◆ **TUS TAREAS**
• a. ¿Cómo se traduce al inglés esta oración de la nota sobre la pelea por tierras en el Bajo Flores: «Los ocupantes resistieron dos intentos de desalojo.»?
• b. ¿Puedes retomar la nota sobre la pelea por tierras en el Bajo Flores y seguirla a partir de su última oración?

◆ **SELECCIÓN**
SOCIEDAD › AMENAZAS DE DESALOJO A NOVENTA FAMILIAS QUE TOMARON DOS PREDIOS EN LA VILLA 1-11-14

Pelea por tierras en el Bajo Flores

Los ocupantes resistieron dos intentos de desalojo. El Instituto de la Vivienda reclama los terrenos para abrir una calle y construir un comedor. Las familias sin techo no tienen la adhesión del barrio.

 Por Emilio Ruchansky

Los agentes de la comisaría 34ª mantuvieron cercadas y rodeadas hasta ayer a casi 90 familias que el martes pasado tomaron dos predios en la Villa 1-11-14, en el Bajo Flores. Estaban a la espera del momento oportuno para desalojar. Intentaron la noche del jueves y volvieron hacerlo ayer por la mañana, pero la resistencia de los ocupantes fue absoluta y constante, al punto de que ayer se presentaron dos interventores judiciales y negociaron una tregua hasta el próximo martes a las 10. “Están apostando a que nos desgastemos, a que llueva y nos vayamos. Eso no va a pasar, yo hace meses que duermo en un auto, ahora no estoy peor que antes”, le dice a este diario Roberto, uno de los ocupantes, sentado sobre su rectángulo de tierra delimitado con sogas, cables y chapas.

Los predios –casi una hectárea– están en la intersección de Agustín de Vedia y Chilavert y pertenecen al Instituto de la Vivienda de la Ciudad (IVC), que los reclamó y logró que el fiscal Mauro Tereczko pidiera una orden de desalojo. Según los voceros del IVC, ayer mismo la Corporación Sur tenía planeado arrancar con la construcción de un comedor comunitario, una cancha de fútbol y abrir la calle Chilavert, como parte del Plan de Urbanización de Villas. “Hace veinte años que este terreno está vacío y justo ahora que lo ocupamos van a hacer algo... Nadie les cree”, comenta Roberto, que junto al cura Gustavo Carrera negoció con los interventores.

◆ **FRAGMENTOS DEL MATERIAL**
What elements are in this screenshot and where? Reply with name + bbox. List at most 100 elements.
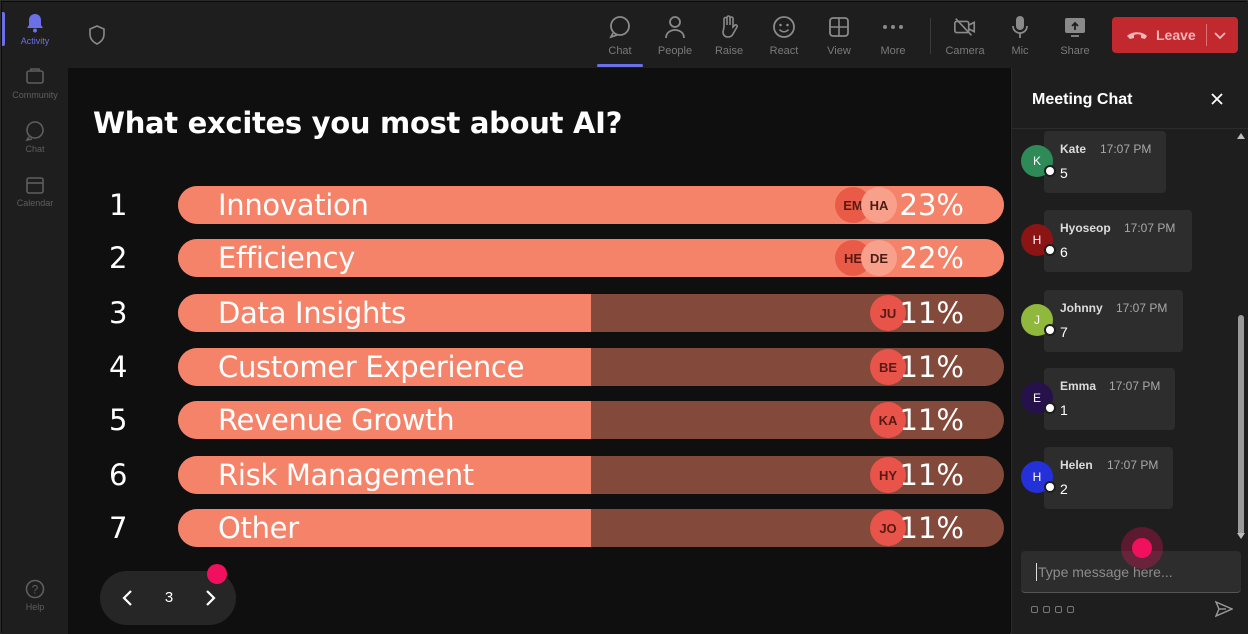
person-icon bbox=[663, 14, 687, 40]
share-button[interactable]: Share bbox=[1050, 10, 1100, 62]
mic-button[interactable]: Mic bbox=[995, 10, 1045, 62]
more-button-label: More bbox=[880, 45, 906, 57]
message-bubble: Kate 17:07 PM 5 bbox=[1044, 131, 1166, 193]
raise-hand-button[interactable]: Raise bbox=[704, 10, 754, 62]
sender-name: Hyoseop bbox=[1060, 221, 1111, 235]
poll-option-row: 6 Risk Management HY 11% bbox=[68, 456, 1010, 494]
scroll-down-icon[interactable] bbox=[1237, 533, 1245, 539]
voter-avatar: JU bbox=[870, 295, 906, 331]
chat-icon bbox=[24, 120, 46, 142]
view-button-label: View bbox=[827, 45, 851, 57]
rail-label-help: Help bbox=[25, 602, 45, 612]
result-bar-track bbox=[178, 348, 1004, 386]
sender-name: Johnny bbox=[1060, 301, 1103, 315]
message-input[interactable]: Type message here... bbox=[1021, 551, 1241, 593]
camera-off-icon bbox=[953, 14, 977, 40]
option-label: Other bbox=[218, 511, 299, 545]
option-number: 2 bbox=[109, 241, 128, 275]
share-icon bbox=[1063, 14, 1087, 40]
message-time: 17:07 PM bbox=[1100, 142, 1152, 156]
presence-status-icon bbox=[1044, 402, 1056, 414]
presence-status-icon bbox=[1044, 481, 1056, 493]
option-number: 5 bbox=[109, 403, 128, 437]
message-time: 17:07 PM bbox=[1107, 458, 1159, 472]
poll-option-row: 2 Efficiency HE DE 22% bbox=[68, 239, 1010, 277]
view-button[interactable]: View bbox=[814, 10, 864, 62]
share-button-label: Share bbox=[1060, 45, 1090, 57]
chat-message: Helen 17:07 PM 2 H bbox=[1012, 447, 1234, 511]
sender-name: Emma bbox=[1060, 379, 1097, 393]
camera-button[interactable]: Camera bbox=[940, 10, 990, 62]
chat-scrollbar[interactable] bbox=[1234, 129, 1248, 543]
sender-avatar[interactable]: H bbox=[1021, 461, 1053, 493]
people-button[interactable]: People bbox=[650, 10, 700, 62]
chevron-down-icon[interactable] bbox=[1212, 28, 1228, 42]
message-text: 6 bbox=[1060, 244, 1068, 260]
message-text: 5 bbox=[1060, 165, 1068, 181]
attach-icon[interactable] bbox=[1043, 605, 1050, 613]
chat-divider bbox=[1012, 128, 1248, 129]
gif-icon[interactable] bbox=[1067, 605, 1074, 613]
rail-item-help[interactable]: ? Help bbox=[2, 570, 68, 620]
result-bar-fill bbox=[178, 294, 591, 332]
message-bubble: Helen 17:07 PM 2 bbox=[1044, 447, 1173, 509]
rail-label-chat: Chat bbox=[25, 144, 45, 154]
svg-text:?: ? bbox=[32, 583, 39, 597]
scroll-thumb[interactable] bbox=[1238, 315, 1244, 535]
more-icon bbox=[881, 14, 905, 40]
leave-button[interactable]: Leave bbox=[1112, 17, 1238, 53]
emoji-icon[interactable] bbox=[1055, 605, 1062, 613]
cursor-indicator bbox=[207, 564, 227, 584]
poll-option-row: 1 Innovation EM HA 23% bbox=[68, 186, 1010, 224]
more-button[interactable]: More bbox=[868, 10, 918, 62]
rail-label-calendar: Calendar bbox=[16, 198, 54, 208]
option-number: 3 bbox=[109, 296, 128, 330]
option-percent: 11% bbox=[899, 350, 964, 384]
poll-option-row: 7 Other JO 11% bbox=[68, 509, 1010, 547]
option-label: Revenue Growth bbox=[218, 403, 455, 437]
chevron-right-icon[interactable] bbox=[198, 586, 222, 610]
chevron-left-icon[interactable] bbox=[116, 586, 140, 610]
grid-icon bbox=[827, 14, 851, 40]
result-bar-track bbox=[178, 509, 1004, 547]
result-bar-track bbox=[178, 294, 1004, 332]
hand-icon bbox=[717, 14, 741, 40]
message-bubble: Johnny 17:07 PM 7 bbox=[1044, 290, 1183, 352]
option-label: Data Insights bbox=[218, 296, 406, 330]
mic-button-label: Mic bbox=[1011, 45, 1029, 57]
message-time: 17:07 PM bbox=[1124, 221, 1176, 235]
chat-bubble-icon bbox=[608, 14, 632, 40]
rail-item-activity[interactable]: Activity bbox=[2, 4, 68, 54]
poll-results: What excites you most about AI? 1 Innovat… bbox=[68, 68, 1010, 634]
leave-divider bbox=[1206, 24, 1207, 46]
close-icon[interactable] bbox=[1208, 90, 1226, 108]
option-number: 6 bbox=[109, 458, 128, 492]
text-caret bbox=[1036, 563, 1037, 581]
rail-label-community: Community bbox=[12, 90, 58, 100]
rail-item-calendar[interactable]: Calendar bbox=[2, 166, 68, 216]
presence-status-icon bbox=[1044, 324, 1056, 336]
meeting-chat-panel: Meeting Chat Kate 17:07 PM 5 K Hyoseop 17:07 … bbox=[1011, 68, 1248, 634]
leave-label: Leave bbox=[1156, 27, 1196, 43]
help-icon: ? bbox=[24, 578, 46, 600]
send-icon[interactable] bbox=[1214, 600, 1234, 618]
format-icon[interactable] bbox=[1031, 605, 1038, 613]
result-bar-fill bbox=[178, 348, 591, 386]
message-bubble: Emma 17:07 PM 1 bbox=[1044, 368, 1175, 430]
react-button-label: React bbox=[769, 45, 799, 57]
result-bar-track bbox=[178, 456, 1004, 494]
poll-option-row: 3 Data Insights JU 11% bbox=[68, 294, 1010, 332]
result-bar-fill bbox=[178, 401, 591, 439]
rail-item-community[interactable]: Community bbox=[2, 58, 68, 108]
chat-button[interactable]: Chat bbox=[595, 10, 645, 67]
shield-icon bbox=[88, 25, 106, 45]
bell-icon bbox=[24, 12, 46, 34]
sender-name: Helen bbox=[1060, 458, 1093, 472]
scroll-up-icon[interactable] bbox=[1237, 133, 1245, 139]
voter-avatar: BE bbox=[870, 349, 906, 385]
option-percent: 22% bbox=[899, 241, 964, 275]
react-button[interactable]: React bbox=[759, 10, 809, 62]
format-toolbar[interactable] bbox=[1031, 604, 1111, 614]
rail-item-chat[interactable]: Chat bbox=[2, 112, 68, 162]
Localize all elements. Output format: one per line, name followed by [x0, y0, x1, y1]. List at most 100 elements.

---

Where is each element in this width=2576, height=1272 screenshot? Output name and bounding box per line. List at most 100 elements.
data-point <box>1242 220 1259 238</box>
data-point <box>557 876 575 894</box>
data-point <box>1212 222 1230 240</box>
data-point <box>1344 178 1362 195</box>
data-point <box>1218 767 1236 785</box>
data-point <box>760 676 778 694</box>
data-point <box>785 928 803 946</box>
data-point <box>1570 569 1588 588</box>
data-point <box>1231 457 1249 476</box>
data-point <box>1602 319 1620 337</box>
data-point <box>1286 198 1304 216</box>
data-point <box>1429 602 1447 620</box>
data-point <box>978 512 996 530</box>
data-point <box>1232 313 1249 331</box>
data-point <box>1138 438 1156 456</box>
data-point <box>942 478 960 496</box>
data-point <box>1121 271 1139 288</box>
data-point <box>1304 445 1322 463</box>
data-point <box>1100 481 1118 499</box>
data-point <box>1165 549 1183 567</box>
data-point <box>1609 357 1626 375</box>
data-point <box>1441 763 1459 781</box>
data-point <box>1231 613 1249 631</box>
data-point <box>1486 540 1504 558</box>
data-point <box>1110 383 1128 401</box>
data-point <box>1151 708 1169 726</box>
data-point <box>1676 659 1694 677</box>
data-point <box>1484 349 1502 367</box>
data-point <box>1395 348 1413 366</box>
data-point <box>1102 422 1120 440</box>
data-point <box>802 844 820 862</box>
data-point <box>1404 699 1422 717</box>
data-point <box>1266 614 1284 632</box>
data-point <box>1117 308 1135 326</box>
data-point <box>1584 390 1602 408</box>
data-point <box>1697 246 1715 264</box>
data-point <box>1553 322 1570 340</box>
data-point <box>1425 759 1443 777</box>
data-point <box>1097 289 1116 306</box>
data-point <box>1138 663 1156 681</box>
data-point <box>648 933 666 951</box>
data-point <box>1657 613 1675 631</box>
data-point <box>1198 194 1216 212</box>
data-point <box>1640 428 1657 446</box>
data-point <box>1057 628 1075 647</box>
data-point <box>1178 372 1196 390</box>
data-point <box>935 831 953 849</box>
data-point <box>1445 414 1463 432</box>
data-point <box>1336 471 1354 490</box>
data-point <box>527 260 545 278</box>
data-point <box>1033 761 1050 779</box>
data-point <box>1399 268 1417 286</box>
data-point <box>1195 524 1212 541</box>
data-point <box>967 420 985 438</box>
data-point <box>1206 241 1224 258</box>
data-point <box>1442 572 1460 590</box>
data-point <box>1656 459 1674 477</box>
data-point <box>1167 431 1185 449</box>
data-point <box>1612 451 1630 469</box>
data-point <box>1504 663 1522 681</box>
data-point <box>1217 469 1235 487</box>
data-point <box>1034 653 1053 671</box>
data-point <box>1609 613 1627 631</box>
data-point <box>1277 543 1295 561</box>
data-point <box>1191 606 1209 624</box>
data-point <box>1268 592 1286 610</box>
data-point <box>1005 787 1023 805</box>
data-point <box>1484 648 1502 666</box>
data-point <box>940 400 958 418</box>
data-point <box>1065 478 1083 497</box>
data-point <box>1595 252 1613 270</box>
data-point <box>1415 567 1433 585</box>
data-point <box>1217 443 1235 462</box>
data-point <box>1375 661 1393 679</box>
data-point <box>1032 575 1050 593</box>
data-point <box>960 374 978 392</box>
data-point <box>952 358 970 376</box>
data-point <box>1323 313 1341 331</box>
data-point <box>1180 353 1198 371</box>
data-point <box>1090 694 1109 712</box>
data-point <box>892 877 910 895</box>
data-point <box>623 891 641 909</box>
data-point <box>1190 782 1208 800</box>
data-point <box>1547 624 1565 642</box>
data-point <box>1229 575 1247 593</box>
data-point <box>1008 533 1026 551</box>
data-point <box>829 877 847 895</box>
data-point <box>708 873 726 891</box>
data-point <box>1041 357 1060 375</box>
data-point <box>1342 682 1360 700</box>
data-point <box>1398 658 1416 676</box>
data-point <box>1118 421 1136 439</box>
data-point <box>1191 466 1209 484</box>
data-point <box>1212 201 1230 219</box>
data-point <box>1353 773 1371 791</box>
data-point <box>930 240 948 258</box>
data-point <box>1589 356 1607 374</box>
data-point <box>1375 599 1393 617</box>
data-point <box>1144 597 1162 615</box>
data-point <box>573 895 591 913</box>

◆ **RESPUESTAS ESPERADAS**
• a. The occupants resisted two eviction attempts.

• b.
Uno de los terrenos, el más grande, linda con una escuela donde no se dieron clases desde la toma, al igual que en otro establecimiento cercano. Solía ser una cancha de fútbol, hasta que en agosto pasado se armó un campeonato de fútbol 11 llamado La Liga de Flores y los jugadores emigraron a otra cancha. “Y esto se convirtió en un baldío, dejan autos robados, hubo violaciones y a la noche se llena de paqueros”, asegura Janet Rodríguez. Ella dice que hasta hace poco pagaba 300 pesos por una pieza de dos por dos, pero ya la están por echar. “Hace dos meses que no pago, no sé qué cara ponerle a los dueños”, reconoce.

El martes, cuando vio que la gente se metía, fue corriendo junto a otros vecinos. Dice que el rumor se hizo fuerte en la semana y que la repartija motivó varias peleas. “Todos estamos necesitados. Yo salí de la cárcel hace unos meses, me acusaron por el asesinato de mi sobrina, pero se comprobó que era inocente. Me quedé sin nada. Tengo tres chicos y uno con asma. Antes limpiaba casas y hacía costura, ahora vivo de las changas de mi marido y tengo una tarjeta con 700 pesos que da el Gobierno para comprar alimentos. No tengo ni un colchón”, detalla Janet. Su terreno mide, a ojo, cinco por siete. Con palos y sábanas armó una carpa donde duerme con su familia, recostada sobre las pocas mantas que tenían.

A pocos metros, otra señora que monta guardia en una tienda similar, rodeada de amigas del barrio, hace un repaso de sus días como refugiada. Se llama Victoria, tiene tres hijos como Rodríguez y un ex marido golpeador del que viene huyendo hace años. “La última vez estuve en un lugar, Dirección de la Mujer. También pasé por la casa Sol Naciente, en La Boca. No son lugares donde puedas estar con tus chicos”, dice la mujer. Gracias a sus amigas, que le cuidan el lugar desde el martes, pudo dejar a los chicos en un colegio que no cerró. Comen en un comedor comunitario, pero sólo ella duerme a la intemperie. A sus hijos los deja en un pequeño cuarto que alquila a pocas cuadras. “Es muy difícil conseguir que me alquilen, me rechazan porque tengo chicos”, se queja.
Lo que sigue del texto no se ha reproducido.